> **EXERCISE INSTRUCTIONS**:
Update these lines by changing "brake fluid" to "hydraulic fluid" everywhere it appears, leaving everything else as it is. Omit the picture from your answer.

> **EXTRACTED MATERIAL**:

........

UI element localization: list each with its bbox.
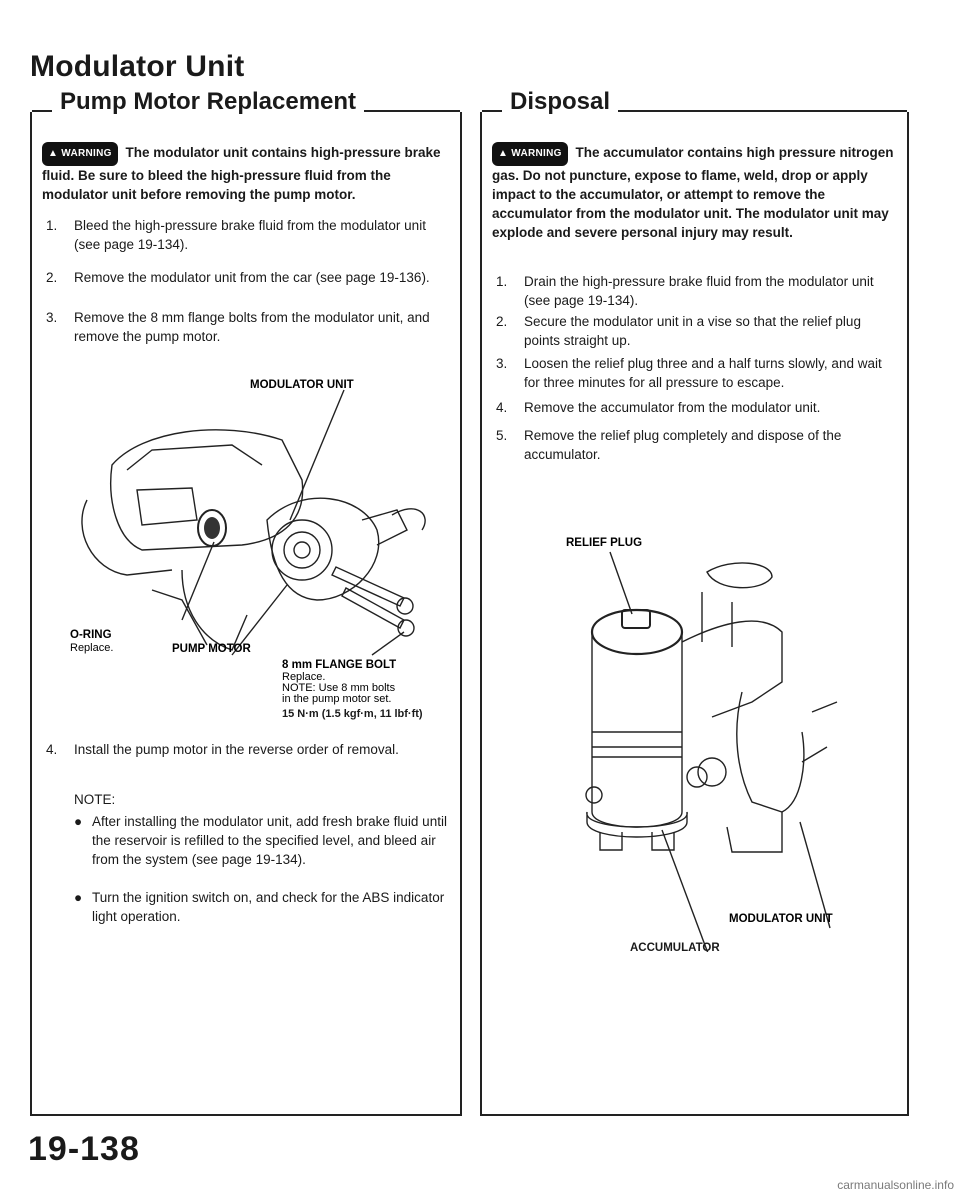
callout-relief-plug: RELIEF PLUG	[566, 537, 643, 549]
step-1: 1. Drain the high-pressure brake fluid from the modulator unit (see page 19-134).	[496, 274, 874, 308]
callout-flange-bolt-torque: 15 N·m (1.5 kgf·m, 11 lbf·ft)	[282, 708, 423, 720]
pump-motor-diagram	[32, 370, 456, 710]
note-bullet-2: ● Turn the ignition switch on, and check for the ABS indicator light operation.	[74, 890, 445, 924]
step-3: 3. Remove the 8 mm flange bolts from the modulator unit, and remove the pump motor.	[46, 310, 430, 344]
callout-flange-bolt-note2: in the pump motor set.	[282, 693, 392, 705]
warning-text: The modulator unit contains high-pressure brake fluid. Be sure to bleed the high-pressure fluid from the modulator unit before removing the pump motor.	[42, 145, 441, 202]
step-4: 4. Install the pump motor in the reverse order of removal.	[46, 742, 399, 757]
note-bullet-1: ● After installing the modulator unit, add fresh brake fluid until the reservoir is refilled to the specified level, and bleed air from the system (see page 19-134).	[74, 814, 447, 867]
note-label: NOTE:	[74, 792, 116, 807]
callout-pump-motor: PUMP MOTOR	[172, 643, 251, 655]
warning-block	[42, 142, 448, 204]
step-3: 3. Loosen the relief plug three and a half turns slowly, and wait for three minutes for all pressure to escape.	[496, 356, 882, 390]
callout-o-ring-note: Replace.	[70, 642, 114, 654]
callout-flange-bolt-note1: NOTE: Use 8 mm bolts	[282, 682, 396, 694]
step-2: 2. Remove the modulator unit from the car (see page 19-136).	[46, 270, 430, 285]
page-title: Modulator Unit	[30, 50, 245, 83]
warning-badge: ▲ WARNING	[42, 142, 118, 166]
warning-badge: ▲ WARNING	[492, 142, 568, 166]
step-1: 1. Bleed the high-pressure brake fluid from the modulator unit (see page 19-134).	[46, 218, 426, 252]
disposal-panel	[480, 88, 909, 1116]
accumulator-diagram	[482, 532, 902, 952]
step-2: 2. Secure the modulator unit in a vise so that the relief plug points straight up.	[496, 314, 861, 348]
step-5: 5. Remove the relief plug completely and dispose of the accumulator.	[496, 428, 842, 462]
section-heading-disposal: Disposal	[502, 88, 618, 116]
watermark: carmanualsonline.info	[837, 1178, 954, 1192]
callout-o-ring: O-RING	[70, 629, 112, 641]
callout-flange-bolt: 8 mm FLANGE BOLT	[282, 659, 397, 671]
pump-motor-replacement-panel	[30, 88, 462, 1116]
section-heading-pump-motor: Pump Motor Replacement	[52, 88, 364, 116]
callout-flange-bolt-replace: Replace.	[282, 671, 326, 683]
warning-text: The accumulator contains high pressure nitrogen gas. Do not puncture, expose to flame, weld, drop or apply impact to the accumulator, or attempt to remove the accumulator from the modulator unit. The modulator unit may explode and severe personal injury may result.	[492, 145, 894, 240]
page-number: 19-138	[28, 1130, 140, 1168]
callout-accumulator: ACCUMULATOR	[630, 942, 720, 954]
callout-modulator-unit: MODULATOR UNIT	[729, 913, 833, 925]
warning-block	[492, 142, 897, 242]
callout-modulator-unit: MODULATOR UNIT	[250, 379, 354, 391]
step-4: 4. Remove the accumulator from the modulator unit.	[496, 400, 821, 415]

........

> **ANSWER FOR THE TASK**:
UI element localization: list each with its bbox.
callout-relief-plug: RELIEF PLUG	[566, 537, 643, 549]
step-1: 1. Drain the high-pressure hydraulic fluid from the modulator unit (see page 19-134).	[496, 274, 874, 308]
callout-flange-bolt-torque: 15 N·m (1.5 kgf·m, 11 lbf·ft)	[282, 708, 423, 720]
pump-motor-diagram	[32, 370, 456, 710]
note-bullet-2: ● Turn the ignition switch on, and check for the ABS indicator light operation.	[74, 890, 445, 924]
step-3: 3. Remove the 8 mm flange bolts from the modulator unit, and remove the pump motor.	[46, 310, 430, 344]
callout-flange-bolt-note2: in the pump motor set.	[282, 693, 392, 705]
warning-text: The modulator unit contains high-pressure hydraulic fluid. Be sure to bleed the high-pressure fluid from the modulator unit before removing the pump motor.	[42, 145, 441, 202]
step-4: 4. Install the pump motor in the reverse order of removal.	[46, 742, 399, 757]
note-bullet-1: ● After installing the modulator unit, add fresh hydraulic fluid until the reservoir is refilled to the specified level, and bleed air from the system (see page 19-134).	[74, 814, 447, 867]
note-label: NOTE:	[74, 792, 116, 807]
callout-pump-motor: PUMP MOTOR	[172, 643, 251, 655]
warning-block	[42, 142, 448, 204]
step-3: 3. Loosen the relief plug three and a half turns slowly, and wait for three minutes for all pressure to escape.	[496, 356, 882, 390]
callout-o-ring-note: Replace.	[70, 642, 114, 654]
callout-flange-bolt-note1: NOTE: Use 8 mm bolts	[282, 682, 396, 694]
step-2: 2. Remove the modulator unit from the car (see page 19-136).	[46, 270, 430, 285]
page-title: Modulator Unit	[30, 50, 245, 83]
warning-badge: ▲ WARNING	[42, 142, 118, 166]
warning-badge: ▲ WARNING	[492, 142, 568, 166]
step-1: 1. Bleed the high-pressure hydraulic fluid from the modulator unit (see page 19-134).	[46, 218, 426, 252]
disposal-panel	[480, 88, 909, 1116]
accumulator-diagram	[482, 532, 902, 952]
step-2: 2. Secure the modulator unit in a vise so that the relief plug points straight up.	[496, 314, 861, 348]
step-5: 5. Remove the relief plug completely and dispose of the accumulator.	[496, 428, 842, 462]
section-heading-disposal: Disposal	[502, 88, 618, 116]
watermark: carmanualsonline.info	[837, 1178, 954, 1192]
callout-o-ring: O-RING	[70, 629, 112, 641]
callout-flange-bolt: 8 mm FLANGE BOLT	[282, 659, 397, 671]
pump-motor-replacement-panel	[30, 88, 462, 1116]
section-heading-pump-motor: Pump Motor Replacement	[52, 88, 364, 116]
callout-flange-bolt-replace: Replace.	[282, 671, 326, 683]
warning-text: The accumulator contains high pressure nitrogen gas. Do not puncture, expose to flame, weld, drop or apply impact to the accumulator, or attempt to remove the accumulator from the modulator unit. The modulator unit may explode and severe personal injury may result.	[492, 145, 894, 240]
page-number: 19-138	[28, 1130, 140, 1168]
callout-accumulator: ACCUMULATOR	[630, 942, 720, 954]
callout-modulator-unit: MODULATOR UNIT	[729, 913, 833, 925]
warning-block	[492, 142, 897, 242]
callout-modulator-unit: MODULATOR UNIT	[250, 379, 354, 391]
step-4: 4. Remove the accumulator from the modulator unit.	[496, 400, 821, 415]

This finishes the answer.